Material provided:
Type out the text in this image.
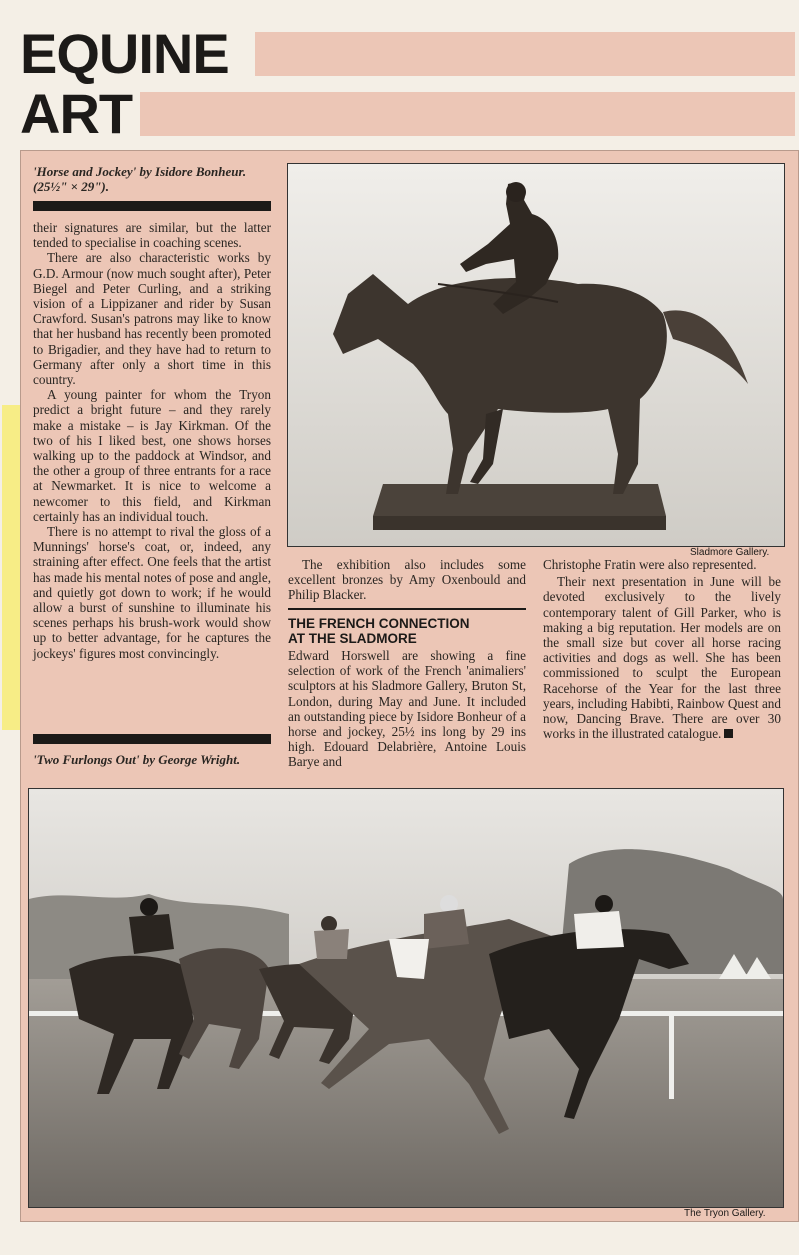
EQUINE
ART
'Horse and Jockey' by Isidore Bonheur. (25½" × 29").

their signatures are similar, but the latter tended to specialise in coaching scenes.

There are also characteristic works by G.D. Armour (now much sought after), Peter Biegel and Peter Curling, and a striking vision of a Lippizaner and rider by Susan Crawford. Susan's patrons may like to know that her husband has recently been promoted to Brigadier, and they have had to return to Germany after only a short time in this country.

A young painter for whom the Tryon predict a bright future – and they rarely make a mistake – is Jay Kirkman. Of the two of his I liked best, one shows horses walking up to the paddock at Windsor, and the other a group of three entrants for a race at Newmarket. It is nice to welcome a newcomer to this field, and Kirkman certainly has an individual touch.

There is no attempt to rival the gloss of a Munnings' horse's coat, or, indeed, any straining after effect. One feels that the artist has made his mental notes of pose and angle, and quietly got down to work; if he would allow a burst of sunshine to illuminate his scenes perhaps his brush-work would show up to better advantage, for he captures the jockeys' figures most convincingly.

'Two Furlongs Out' by George Wright.
Sladmore Gallery.

The exhibition also includes some excellent bronzes by Amy Oxenbould and Philip Blacker.

THE FRENCH CONNECTION
AT THE SLADMORE

Edward Horswell are showing a fine selection of work of the French 'animaliers' sculptors at his Sladmore Gallery, Bruton St, London, during May and June. It included an outstanding piece by Isidore Bonheur of a horse and jockey, 25½ ins long by 29 ins high. Edouard Delabrière, Antoine Louis Barye and

Christophe Fratin were also represented.

Their next presentation in June will be devoted exclusively to the lively contemporary talent of Gill Parker, who is making a big reputation. Her models are on the small size but cover all horse racing activities and dogs as well. She has been commissioned to sculpt the European Racehorse of the Year for the last three years, including Habibti, Rainbow Quest and now, Dancing Brave. There are over 30 works in the illustrated catalogue.

The Tryon Gallery.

What to do:
Without including any pictures, please restate all the records exactly.

Written answer:
Type out the text in this image.
EQUINE
ART
'Horse and Jockey' by Isidore Bonheur. (25½" × 29").

their signatures are similar, but the latter tended to specialise in coaching scenes.

There are also characteristic works by G.D. Armour (now much sought after), Peter Biegel and Peter Curling, and a striking vision of a Lippizaner and rider by Susan Crawford. Susan's patrons may like to know that her husband has recently been promoted to Brigadier, and they have had to return to Germany after only a short time in this country.

A young painter for whom the Tryon predict a bright future – and they rarely make a mistake – is Jay Kirkman. Of the two of his I liked best, one shows horses walking up to the paddock at Windsor, and the other a group of three entrants for a race at Newmarket. It is nice to welcome a newcomer to this field, and Kirkman certainly has an individual touch.

There is no attempt to rival the gloss of a Munnings' horse's coat, or, indeed, any straining after effect. One feels that the artist has made his mental notes of pose and angle, and quietly got down to work; if he would allow a burst of sunshine to illuminate his scenes perhaps his brush-work would show up to better advantage, for he captures the jockeys' figures most convincingly.

'Two Furlongs Out' by George Wright.
Sladmore Gallery.

The exhibition also includes some excellent bronzes by Amy Oxenbould and Philip Blacker.

THE FRENCH CONNECTION
AT THE SLADMORE

Edward Horswell are showing a fine selection of work of the French 'animaliers' sculptors at his Sladmore Gallery, Bruton St, London, during May and June. It included an outstanding piece by Isidore Bonheur of a horse and jockey, 25½ ins long by 29 ins high. Edouard Delabrière, Antoine Louis Barye and

Christophe Fratin were also represented.

Their next presentation in June will be devoted exclusively to the lively contemporary talent of Gill Parker, who is making a big reputation. Her models are on the small size but cover all horse racing activities and dogs as well. She has been commissioned to sculpt the European Racehorse of the Year for the last three years, including Habibti, Rainbow Quest and now, Dancing Brave. There are over 30 works in the illustrated catalogue.

The Tryon Gallery.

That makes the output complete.